## REQUIRED TASK:
Look through the records below and give the number of lines holding the string "cycle", nothing more.

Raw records

-- Start --

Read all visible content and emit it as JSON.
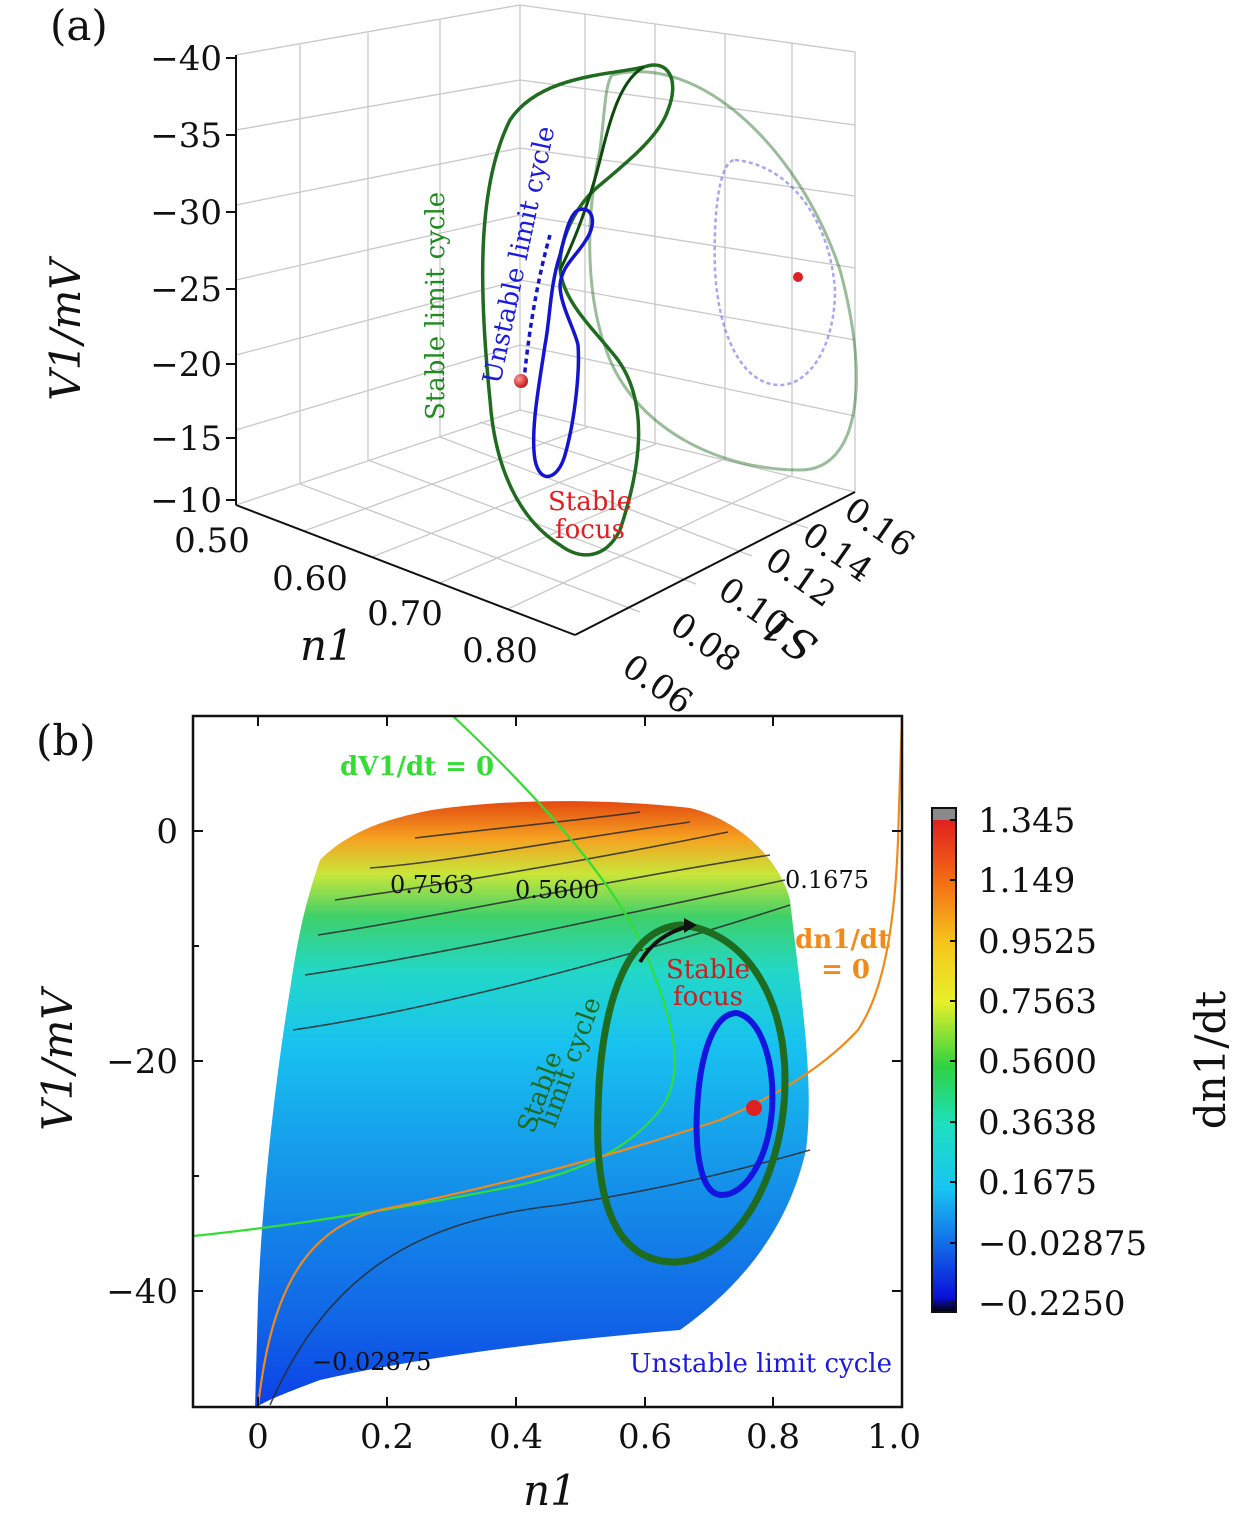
{
  "chart_data": [
    {
      "panel": "(a)",
      "type": "line",
      "projection": "3d",
      "axes": {
        "V1": {
          "label": "V1/mV",
          "ticks": [
            "−40",
            "−35",
            "−30",
            "−25",
            "−20",
            "−15",
            "−10"
          ],
          "range": [
            -40,
            -10
          ]
        },
        "n1": {
          "label": "n1",
          "ticks": [
            "0.50",
            "0.60",
            "0.70",
            "0.80"
          ],
          "range": [
            0.5,
            0.8
          ]
        },
        "S1": {
          "label": "S1",
          "ticks": [
            "0.06",
            "0.08",
            "0.10",
            "0.12",
            "0.14",
            "0.16"
          ],
          "range": [
            0.06,
            0.16
          ]
        }
      },
      "series": [
        {
          "name": "Stable limit cycle",
          "color": "#1f6b1f"
        },
        {
          "name": "Unstable limit cycle",
          "color": "#1f1fd0"
        },
        {
          "name": "Stable focus",
          "color": "#e02020"
        }
      ],
      "annotations": [
        "Stable limit cycle",
        "Unstable limit cycle",
        "Stable",
        "focus"
      ]
    },
    {
      "panel": "(b)",
      "type": "heatmap",
      "xlabel": "n1",
      "ylabel": "V1/mV",
      "colorbar_label": "dn1/dt",
      "xlim": [
        -0.1,
        1.0
      ],
      "ylim": [
        -50,
        10
      ],
      "xticks": [
        "0",
        "0.2",
        "0.4",
        "0.6",
        "0.8",
        "1.0"
      ],
      "yticks": [
        "0",
        "−20",
        "−40"
      ],
      "colorbar_ticks": [
        "1.345",
        "1.149",
        "0.9525",
        "0.7563",
        "0.5600",
        "0.3638",
        "0.1675",
        "−0.02875",
        "−0.2250"
      ],
      "contour_labels": [
        "0.7563",
        "0.5600",
        "0.1675",
        "−0.02875"
      ],
      "nullclines": [
        "dV1/dt = 0",
        "dn1/dt",
        "= 0"
      ],
      "annotations": [
        "Stable",
        "focus",
        "Stable",
        "limit cycle",
        "Unstable limit cycle"
      ],
      "stable_focus": {
        "n1": 0.77,
        "V1": -24
      }
    }
  ],
  "text": {
    "panel_a": "(a)",
    "panel_b": "(b)",
    "a_zlabel": "V1/mV",
    "a_xlabel": "n1",
    "a_slabel": "S1",
    "a_stable_lc": "Stable limit cycle",
    "a_unstable_lc": "Unstable limit cycle",
    "a_focus_1": "Stable",
    "a_focus_2": "focus",
    "b_ylabel": "V1/mV",
    "b_xlabel": "n1",
    "b_cblabel": "dn1/dt",
    "b_dv": "dV1/dt = 0",
    "b_dn_1": "dn1/dt",
    "b_dn_2": "= 0",
    "b_focus_1": "Stable",
    "b_focus_2": "focus",
    "b_slc_1": "Stable",
    "b_slc_2": "limit cycle",
    "b_ulc": "Unstable limit cycle"
  },
  "colors": {
    "stable": "#1f6b1f",
    "unstable": "#1a1ae0",
    "focus": "#e02020",
    "nullcline_v": "#33dd33",
    "nullcline_n": "#f08a1a"
  }
}
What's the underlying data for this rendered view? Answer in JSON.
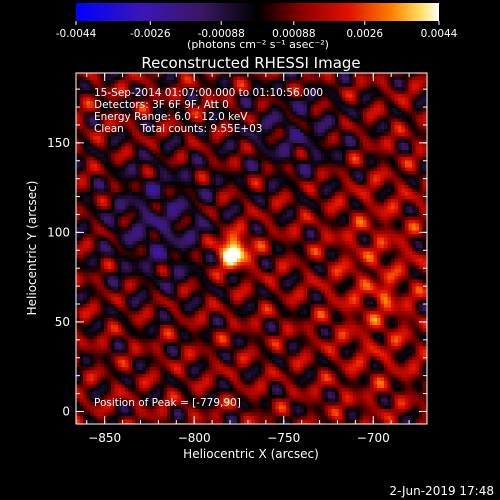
{
  "colorbar": {
    "ticks": [
      "-0.0044",
      "-0.0026",
      "-0.00088",
      "0.00088",
      "0.0026",
      "0.0044"
    ],
    "unit_label": "(photons cm⁻² s⁻¹ asec⁻²)",
    "vmin": -0.0044,
    "vmax": 0.0044,
    "colormap": "blue-purple-black-red-orange-yellow-white"
  },
  "plot": {
    "title": "Reconstructed RHESSI Image",
    "info_lines": [
      "15-Sep-2014 01:07:00.000 to 01:10:56.000",
      "Detectors: 3F 6F 9F, Att 0",
      "Energy Range: 6.0 - 12.0 keV",
      "Clean     Total counts: 9.55E+03"
    ],
    "peak_label": "Position of Peak = [-779,90]",
    "xlabel": "Heliocentric X (arcsec)",
    "ylabel": "Heliocentric Y (arcsec)"
  },
  "footer": {
    "date": "2-Jun-2019 17:48"
  },
  "chart_data": {
    "type": "heatmap",
    "title": "Reconstructed RHESSI Image",
    "xlabel": "Heliocentric X (arcsec)",
    "ylabel": "Heliocentric Y (arcsec)",
    "xlim": [
      -866,
      -670
    ],
    "ylim": [
      -7,
      189
    ],
    "xticks": [
      -850,
      -800,
      -750,
      -700
    ],
    "yticks": [
      0,
      50,
      100,
      150
    ],
    "peak": {
      "x": -779,
      "y": 90
    },
    "colorbar_range": [
      -0.0044,
      0.0044
    ]
  }
}
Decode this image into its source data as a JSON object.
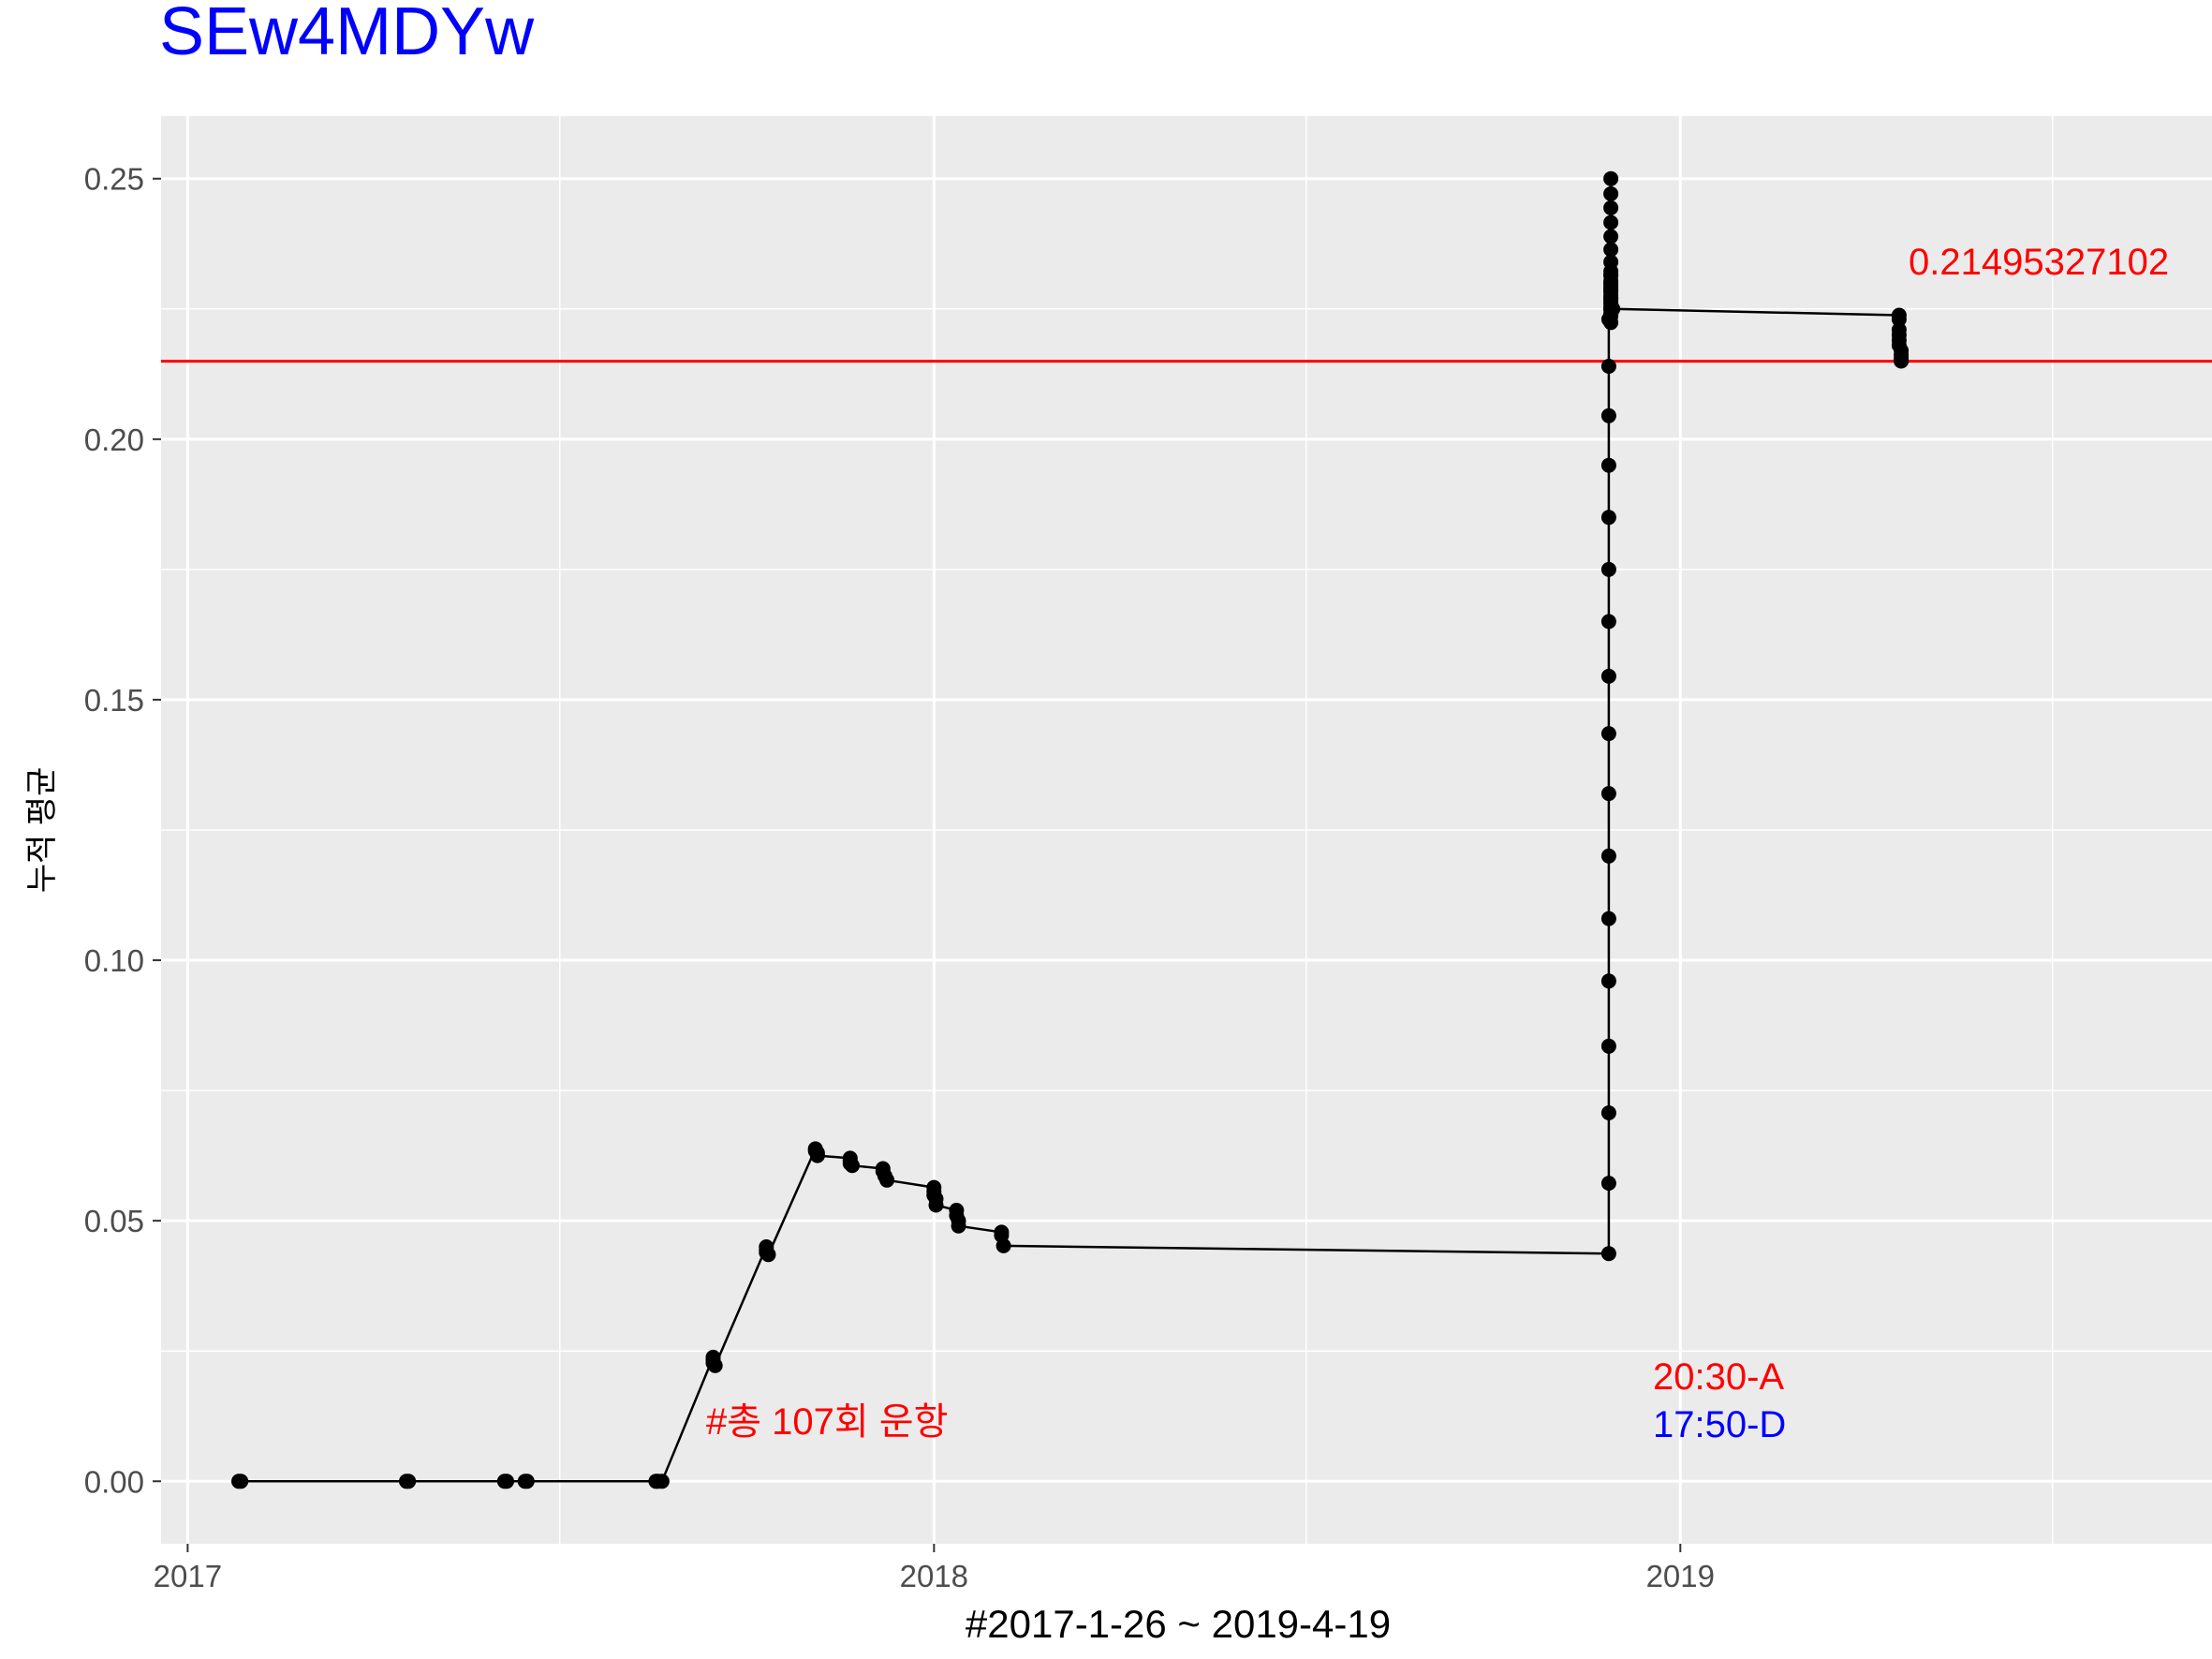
{
  "chart_data": {
    "type": "line",
    "title": "SEw4MDYw",
    "xlabel": "#2017-1-26 ~ 2019-4-19",
    "ylabel": "누적 평균",
    "x_ticks": [
      "2017",
      "2018",
      "2019"
    ],
    "y_ticks": [
      "0.00",
      "0.05",
      "0.10",
      "0.15",
      "0.20",
      "0.25"
    ],
    "xlim": [
      "2016-12-19",
      "2019-09-18"
    ],
    "ylim": [
      -0.012,
      0.262
    ],
    "grid": true,
    "hline": {
      "value": 0.214953271,
      "color": "#ff0000"
    },
    "annotations": {
      "hline_label": "0.21495327102",
      "count_label": "#총 107회 운항",
      "time_a": "20:30-A",
      "time_d": "17:50-D"
    },
    "colors": {
      "title": "#0000ff",
      "hline": "#ff0000",
      "count_label": "#ff0000",
      "time_a": "#ff0000",
      "time_d": "#0000ff",
      "line": "#000000",
      "panel": "#ebebeb",
      "grid": "#ffffff"
    },
    "series": [
      {
        "x": [
          "2017-01-26",
          "2017-01-27",
          "2017-04-18",
          "2017-04-19",
          "2017-06-05",
          "2017-06-06",
          "2017-06-15",
          "2017-06-16",
          "2017-08-18",
          "2017-08-19",
          "2017-08-21",
          "2017-09-15",
          "2017-09-15",
          "2017-09-15",
          "2017-09-16",
          "2017-10-11",
          "2017-10-11",
          "2017-10-11",
          "2017-10-12",
          "2017-11-04",
          "2017-11-04",
          "2017-11-05",
          "2017-11-05",
          "2017-11-21",
          "2017-11-21",
          "2017-11-21",
          "2017-11-22",
          "2017-12-07",
          "2017-12-07",
          "2017-12-08",
          "2017-12-09",
          "2018-01-01",
          "2018-01-01",
          "2018-01-01",
          "2018-01-02",
          "2018-01-02",
          "2018-01-12",
          "2018-01-12",
          "2018-01-13",
          "2018-01-13",
          "2018-02-03",
          "2018-02-03",
          "2018-02-04",
          "2018-11-27",
          "2018-11-27",
          "2018-11-27",
          "2018-11-27",
          "2018-11-27",
          "2018-11-27",
          "2018-11-27",
          "2018-11-27",
          "2018-11-27",
          "2018-11-27",
          "2018-11-27",
          "2018-11-27",
          "2018-11-27",
          "2018-11-27",
          "2018-11-27",
          "2018-11-27",
          "2018-11-27",
          "2018-11-28",
          "2018-11-28",
          "2018-11-28",
          "2018-11-28",
          "2018-11-28",
          "2018-11-28",
          "2018-11-28",
          "2018-11-28",
          "2018-11-28",
          "2018-11-28",
          "2018-11-28",
          "2018-11-28",
          "2018-11-28",
          "2018-11-28",
          "2018-11-28",
          "2018-11-28",
          "2018-11-28",
          "2018-11-28",
          "2018-11-28",
          "2018-11-28",
          "2018-11-28",
          "2018-11-28",
          "2018-11-28",
          "2018-11-28",
          "2018-11-28",
          "2018-11-28",
          "2018-11-28",
          "2018-11-28",
          "2018-11-28",
          "2018-11-28",
          "2018-11-28",
          "2018-11-28",
          "2018-11-28",
          "2018-11-28",
          "2018-11-29",
          "2019-04-18",
          "2019-04-18",
          "2019-04-18",
          "2019-04-18",
          "2019-04-18",
          "2019-04-18",
          "2019-04-19",
          "2019-04-19",
          "2019-04-19",
          "2019-04-19",
          "2019-04-19",
          "2019-04-19"
        ],
        "values": [
          0,
          0,
          0,
          0,
          0,
          0,
          0,
          0,
          0,
          0,
          0,
          0.0238,
          0.0233,
          0.0227,
          0.0222,
          0.045,
          0.0444,
          0.0439,
          0.0435,
          0.0638,
          0.0634,
          0.063,
          0.0625,
          0.062,
          0.0615,
          0.061,
          0.0606,
          0.06,
          0.0595,
          0.0586,
          0.0578,
          0.0564,
          0.0556,
          0.0549,
          0.0542,
          0.053,
          0.052,
          0.051,
          0.05,
          0.049,
          0.0478,
          0.0472,
          0.0452,
          0.0437,
          0.0572,
          0.0707,
          0.0835,
          0.096,
          0.108,
          0.12,
          0.132,
          0.1435,
          0.1545,
          0.165,
          0.175,
          0.185,
          0.195,
          0.2045,
          0.214,
          0.223,
          0.25,
          0.2471,
          0.2444,
          0.2416,
          0.2389,
          0.2364,
          0.234,
          0.2316,
          0.2293,
          0.2271,
          0.225,
          0.2236,
          0.2224,
          0.2322,
          0.2304,
          0.2286,
          0.227,
          0.2254,
          0.224,
          0.2314,
          0.2298,
          0.2282,
          0.2266,
          0.2252,
          0.224,
          0.23,
          0.2286,
          0.2272,
          0.226,
          0.2248,
          0.2238,
          0.229,
          0.2276,
          0.2262,
          0.225,
          0.2238,
          0.223,
          0.221,
          0.22,
          0.219,
          0.218,
          0.217,
          0.2162,
          0.2155,
          0.2152,
          0.215,
          0.215
        ]
      }
    ]
  }
}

-- End --

## SOLUTION TO THE PROBLEM:
10